◆ Task prompt
In the records below, take the stretch from the line containing "svg-text:80: 80: [374, 533, 382, 542]" through the line containing "332, 1726, 347]" and substitute "text-label" for "svg-text" everywhere in it. Return only those lines, with everything else unchanged.

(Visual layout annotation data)
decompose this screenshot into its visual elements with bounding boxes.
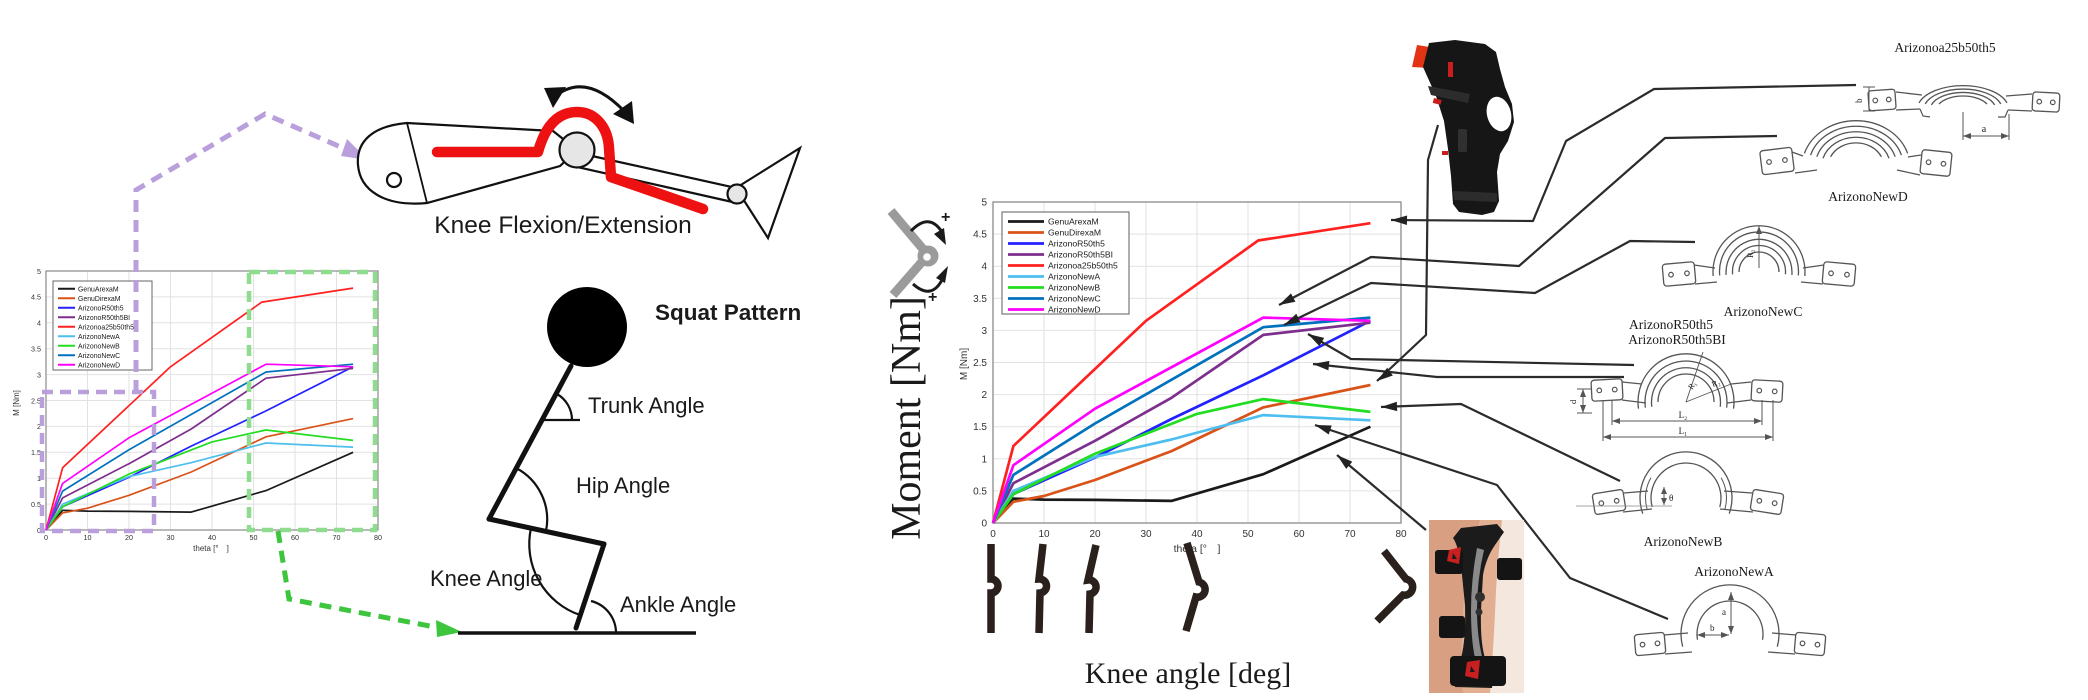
svg-text:80: 80: [374, 533, 382, 542]
svg-text:2: 2: [981, 390, 987, 401]
svg-text:1: 1: [981, 454, 987, 465]
svg-text:0: 0: [44, 533, 48, 542]
svg-text:ArizonoR50th5: ArizonoR50th5: [1629, 317, 1713, 332]
svg-text:ArizonoR50th5BI: ArizonoR50th5BI: [1628, 332, 1726, 347]
svg-text:Arizonoa25b50th5: Arizonoa25b50th5: [1048, 261, 1118, 271]
svg-text:ArizonoR50th5: ArizonoR50th5: [1048, 239, 1105, 249]
svg-text:ArizonoNewB: ArizonoNewB: [1048, 283, 1100, 293]
svg-text:ArizonoNewD: ArizonoNewD: [1828, 189, 1908, 204]
svg-text:b: b: [1854, 98, 1864, 103]
svg-text:R₂: R₂: [1711, 378, 1722, 389]
svg-text:70: 70: [333, 533, 341, 542]
svg-text:GenuDirexaM: GenuDirexaM: [1048, 228, 1101, 238]
svg-text:d: d: [1568, 399, 1578, 404]
svg-text:Knee angle [deg]: Knee angle [deg]: [1085, 657, 1292, 690]
svg-text:theta [° ]: theta [° ]: [193, 544, 229, 553]
svg-text:Arizonoa25b50th5: Arizonoa25b50th5: [1894, 40, 1995, 55]
svg-text:b: b: [1710, 623, 1715, 633]
svg-text:ArizonoNewD: ArizonoNewD: [1048, 305, 1101, 315]
svg-text:ArizonoNewA: ArizonoNewA: [1048, 272, 1100, 282]
svg-text:0: 0: [981, 519, 987, 530]
svg-text:70: 70: [1344, 529, 1356, 540]
svg-text:30: 30: [167, 533, 175, 542]
svg-text:10: 10: [84, 533, 92, 542]
svg-text:R₁: R₁: [1686, 379, 1698, 391]
svg-text:ArizonoNewA: ArizonoNewA: [1694, 564, 1774, 579]
svg-text:Knee Flexion/Extension: Knee Flexion/Extension: [434, 212, 691, 239]
svg-text:20: 20: [125, 533, 133, 542]
svg-text:Squat Pattern: Squat Pattern: [655, 300, 801, 325]
svg-text:80: 80: [1395, 529, 1407, 540]
svg-text:0.5: 0.5: [973, 486, 987, 497]
svg-text:Moment [Nm]: Moment [Nm]: [884, 296, 930, 540]
svg-text:θ: θ: [1669, 493, 1673, 503]
svg-text:ArizonoNewD: ArizonoNewD: [78, 362, 120, 369]
svg-text:a: a: [1722, 607, 1726, 617]
svg-text:ArizonoNewC: ArizonoNewC: [1724, 304, 1803, 319]
svg-text:L₂: L₂: [1679, 410, 1688, 420]
svg-text:60: 60: [291, 533, 299, 542]
svg-text:Ankle Angle: Ankle Angle: [620, 592, 736, 617]
svg-text:4.5: 4.5: [31, 293, 41, 302]
svg-text:40: 40: [1191, 529, 1203, 540]
svg-text:L₁: L₁: [1679, 426, 1688, 436]
svg-text:10: 10: [1038, 529, 1050, 540]
svg-text:+: +: [941, 209, 950, 226]
svg-text:40: 40: [208, 533, 216, 542]
svg-text:30: 30: [1140, 529, 1152, 540]
svg-text:2: 2: [37, 422, 41, 431]
svg-text:4.5: 4.5: [973, 230, 987, 241]
svg-text:Trunk Angle: Trunk Angle: [588, 393, 705, 418]
svg-text:0: 0: [37, 526, 41, 535]
svg-text:1: 1: [37, 474, 41, 483]
svg-text:50: 50: [1242, 529, 1254, 540]
svg-text:GenuArexaM: GenuArexaM: [1048, 217, 1099, 227]
svg-text:+: +: [928, 289, 937, 306]
svg-text:M [Nm]: M [Nm]: [12, 390, 21, 416]
svg-text:3.5: 3.5: [31, 345, 41, 354]
svg-text:ArizonoR50th5BI: ArizonoR50th5BI: [1048, 250, 1113, 260]
svg-text:5: 5: [981, 198, 987, 209]
svg-text:a: a: [1982, 124, 1987, 135]
svg-text:M [Nm]: M [Nm]: [959, 348, 970, 380]
svg-text:4: 4: [37, 319, 41, 328]
svg-text:ArizonoR50th5: ArizonoR50th5: [78, 305, 124, 312]
svg-text:0: 0: [990, 529, 996, 540]
svg-text:ArizonoR50th5BI: ArizonoR50th5BI: [78, 315, 130, 322]
svg-text:60: 60: [1293, 529, 1305, 540]
svg-text:GenuArexaM: GenuArexaM: [78, 286, 119, 293]
svg-text:ArizonoNewB: ArizonoNewB: [78, 343, 120, 350]
svg-text:2.5: 2.5: [973, 358, 987, 369]
svg-text:20: 20: [1089, 529, 1101, 540]
svg-text:3.5: 3.5: [973, 294, 987, 305]
svg-text:ArizonoNewA: ArizonoNewA: [78, 334, 120, 341]
svg-text:1.5: 1.5: [31, 448, 41, 457]
svg-text:50: 50: [250, 533, 258, 542]
svg-text:Hip Angle: Hip Angle: [576, 473, 670, 498]
svg-text:ArizonoNewC: ArizonoNewC: [78, 353, 120, 360]
svg-text:Knee Angle: Knee Angle: [430, 566, 543, 591]
svg-text:ArizonoNewC: ArizonoNewC: [1048, 294, 1101, 304]
svg-text:theta [° ]: theta [° ]: [1174, 543, 1221, 555]
svg-text:R₂: R₂: [1745, 249, 1755, 258]
svg-text:3: 3: [981, 326, 987, 337]
svg-text:Arizonoa25b50th5: Arizonoa25b50th5: [78, 324, 134, 331]
svg-text:2.5: 2.5: [31, 396, 41, 405]
svg-text:3: 3: [37, 370, 41, 379]
svg-text:0.5: 0.5: [31, 500, 41, 509]
svg-text:ArizonoNewB: ArizonoNewB: [1644, 534, 1723, 549]
svg-text:GenuDirexaM: GenuDirexaM: [78, 296, 121, 303]
svg-text:1.5: 1.5: [973, 422, 987, 433]
svg-text:5: 5: [37, 267, 41, 276]
svg-text:4: 4: [981, 262, 987, 273]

◆ Expected answer
text-label:80: 80: [374, 533, 382, 542]
text-label:2: 2: [981, 390, 987, 401]
text-label:1: 1: [981, 454, 987, 465]
text-label:0: 0: [44, 533, 48, 542]
text-label:ArizonoR50th5: ArizonoR50th5: [1629, 317, 1713, 332]
text-label:ArizonoR50th5BI: ArizonoR50th5BI: [1628, 332, 1726, 347]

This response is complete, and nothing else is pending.